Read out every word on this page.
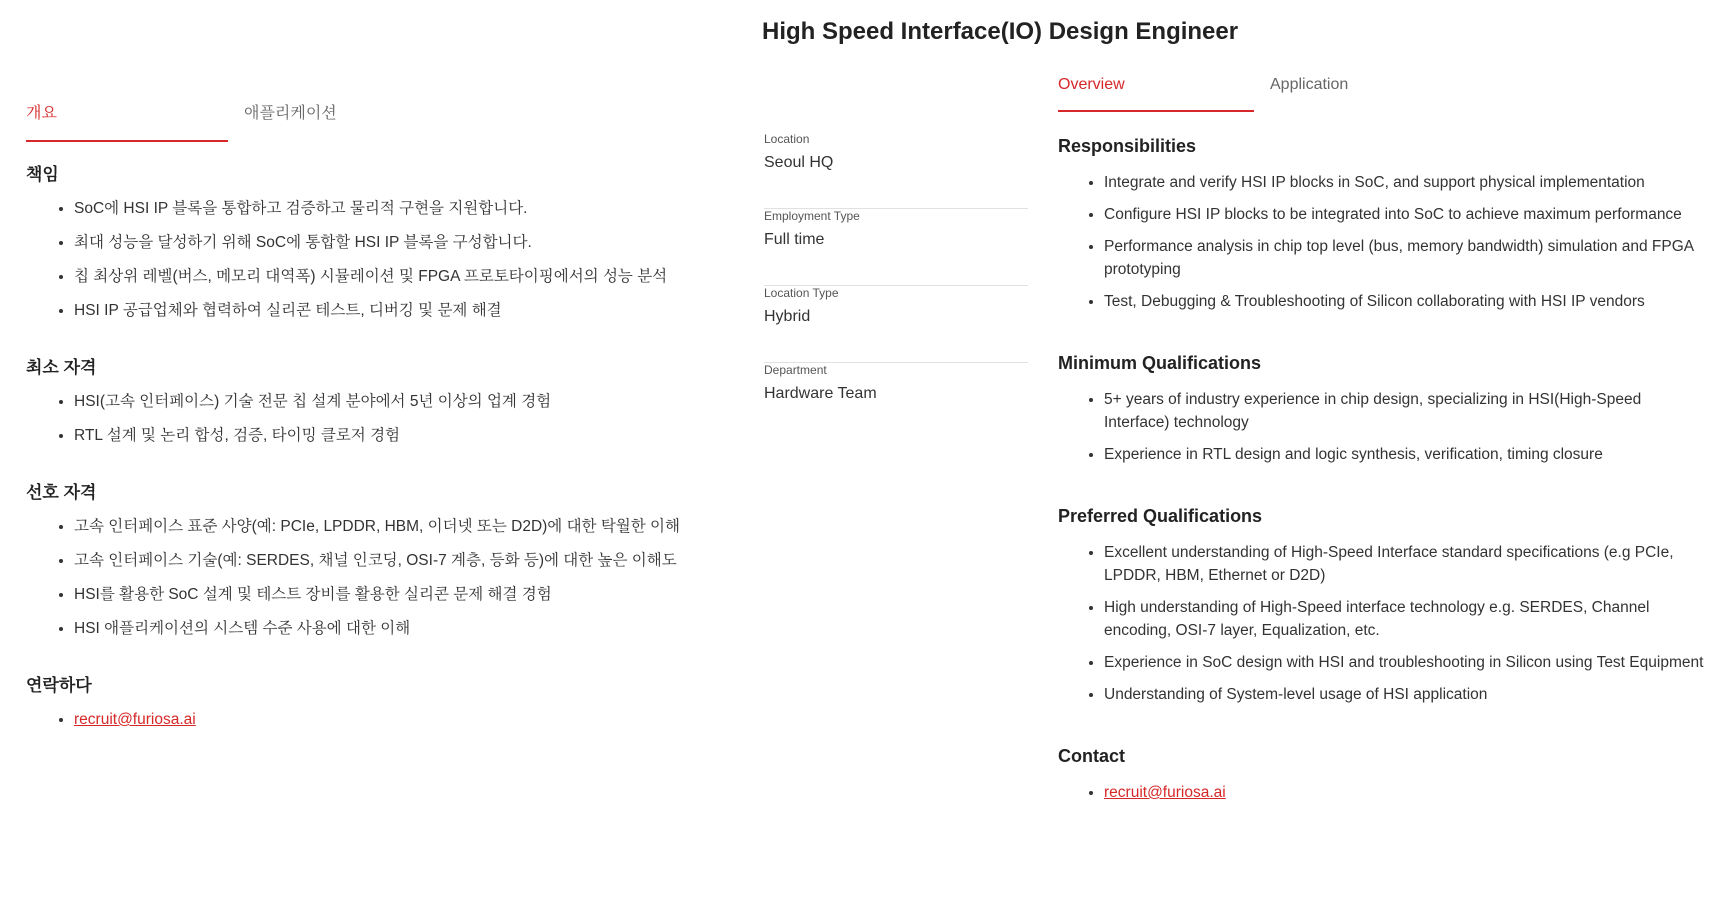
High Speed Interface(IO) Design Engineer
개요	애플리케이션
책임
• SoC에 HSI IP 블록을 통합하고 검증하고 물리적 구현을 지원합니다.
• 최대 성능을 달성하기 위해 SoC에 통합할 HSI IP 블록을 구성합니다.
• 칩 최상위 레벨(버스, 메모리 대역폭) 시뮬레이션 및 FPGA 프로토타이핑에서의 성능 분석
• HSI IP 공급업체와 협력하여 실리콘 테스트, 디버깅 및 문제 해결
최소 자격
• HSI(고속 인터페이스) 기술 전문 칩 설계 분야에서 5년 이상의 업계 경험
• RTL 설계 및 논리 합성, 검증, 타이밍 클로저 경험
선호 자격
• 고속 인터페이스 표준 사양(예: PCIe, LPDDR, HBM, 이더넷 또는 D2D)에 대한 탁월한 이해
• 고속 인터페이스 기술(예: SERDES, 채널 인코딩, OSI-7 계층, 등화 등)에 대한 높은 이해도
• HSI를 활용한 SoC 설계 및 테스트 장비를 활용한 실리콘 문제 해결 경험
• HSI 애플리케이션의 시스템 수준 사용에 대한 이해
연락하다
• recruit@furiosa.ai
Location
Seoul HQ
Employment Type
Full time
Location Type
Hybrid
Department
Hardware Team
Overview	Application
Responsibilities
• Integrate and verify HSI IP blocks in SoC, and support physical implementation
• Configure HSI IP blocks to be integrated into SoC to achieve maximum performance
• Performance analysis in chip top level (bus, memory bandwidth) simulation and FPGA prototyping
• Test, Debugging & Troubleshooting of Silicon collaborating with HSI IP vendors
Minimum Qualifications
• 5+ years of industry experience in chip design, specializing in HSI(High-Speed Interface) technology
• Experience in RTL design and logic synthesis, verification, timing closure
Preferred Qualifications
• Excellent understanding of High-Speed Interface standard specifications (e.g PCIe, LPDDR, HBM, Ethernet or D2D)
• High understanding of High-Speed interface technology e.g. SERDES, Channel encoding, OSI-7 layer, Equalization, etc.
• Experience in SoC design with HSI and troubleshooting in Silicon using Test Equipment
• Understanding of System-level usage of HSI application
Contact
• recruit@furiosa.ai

··········

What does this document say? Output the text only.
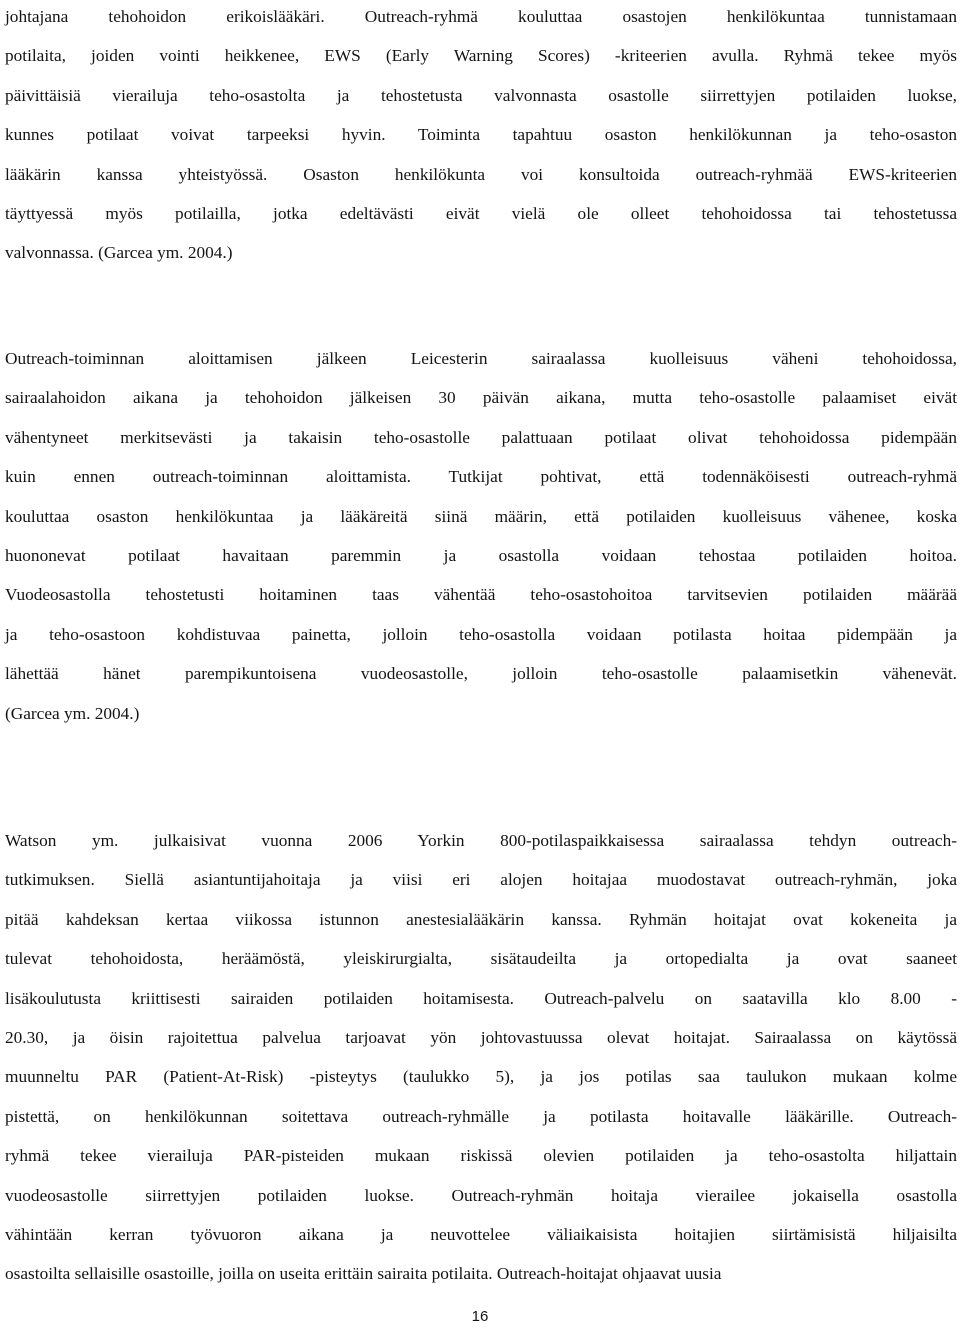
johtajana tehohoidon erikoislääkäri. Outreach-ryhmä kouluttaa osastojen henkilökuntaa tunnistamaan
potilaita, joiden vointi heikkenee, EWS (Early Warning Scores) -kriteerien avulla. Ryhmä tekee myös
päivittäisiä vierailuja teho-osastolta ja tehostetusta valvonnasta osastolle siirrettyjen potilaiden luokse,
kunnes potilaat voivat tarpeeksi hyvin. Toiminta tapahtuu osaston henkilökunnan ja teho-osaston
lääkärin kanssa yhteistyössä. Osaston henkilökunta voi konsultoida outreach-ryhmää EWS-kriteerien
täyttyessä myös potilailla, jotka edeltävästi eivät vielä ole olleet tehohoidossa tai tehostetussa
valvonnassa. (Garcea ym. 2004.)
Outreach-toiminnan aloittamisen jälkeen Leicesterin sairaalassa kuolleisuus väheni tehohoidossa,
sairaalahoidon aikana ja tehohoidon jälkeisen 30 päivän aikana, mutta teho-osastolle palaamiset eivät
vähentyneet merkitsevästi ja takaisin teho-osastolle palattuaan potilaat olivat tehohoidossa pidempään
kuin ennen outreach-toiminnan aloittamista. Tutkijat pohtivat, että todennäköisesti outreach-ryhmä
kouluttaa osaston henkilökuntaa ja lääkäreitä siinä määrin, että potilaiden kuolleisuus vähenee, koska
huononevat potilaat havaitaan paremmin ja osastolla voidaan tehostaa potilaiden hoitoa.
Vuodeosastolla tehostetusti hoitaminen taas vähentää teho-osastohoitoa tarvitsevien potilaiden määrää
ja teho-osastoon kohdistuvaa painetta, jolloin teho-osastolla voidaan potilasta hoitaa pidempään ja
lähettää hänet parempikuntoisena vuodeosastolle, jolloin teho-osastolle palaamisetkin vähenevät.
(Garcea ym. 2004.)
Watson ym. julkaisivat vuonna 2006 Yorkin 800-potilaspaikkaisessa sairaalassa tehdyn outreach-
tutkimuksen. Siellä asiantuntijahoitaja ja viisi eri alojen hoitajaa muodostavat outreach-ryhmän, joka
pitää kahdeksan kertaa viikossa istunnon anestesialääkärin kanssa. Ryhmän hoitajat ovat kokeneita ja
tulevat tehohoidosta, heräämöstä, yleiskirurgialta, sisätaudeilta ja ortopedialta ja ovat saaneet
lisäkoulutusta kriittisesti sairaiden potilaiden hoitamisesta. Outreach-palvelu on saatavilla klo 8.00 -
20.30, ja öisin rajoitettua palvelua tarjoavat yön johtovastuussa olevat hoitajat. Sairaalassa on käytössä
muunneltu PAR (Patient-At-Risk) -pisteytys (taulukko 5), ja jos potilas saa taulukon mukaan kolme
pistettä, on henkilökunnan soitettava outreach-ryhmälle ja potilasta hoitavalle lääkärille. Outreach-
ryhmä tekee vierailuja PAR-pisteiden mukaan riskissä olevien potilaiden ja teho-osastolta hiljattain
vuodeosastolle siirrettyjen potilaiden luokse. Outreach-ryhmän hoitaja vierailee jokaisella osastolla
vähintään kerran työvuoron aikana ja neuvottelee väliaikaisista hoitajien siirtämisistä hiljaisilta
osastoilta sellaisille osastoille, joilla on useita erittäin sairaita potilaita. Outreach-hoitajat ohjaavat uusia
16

··········

## Problem description
From the listing, copy each line containing the word "kouluttaa".

## Written solution
johtajana tehohoidon erikoislääkäri. Outreach-ryhmä kouluttaa osastojen henkilökuntaa tunnistamaan
kouluttaa osaston henkilökuntaa ja lääkäreitä siinä määrin, että potilaiden kuolleisuus vähenee, koska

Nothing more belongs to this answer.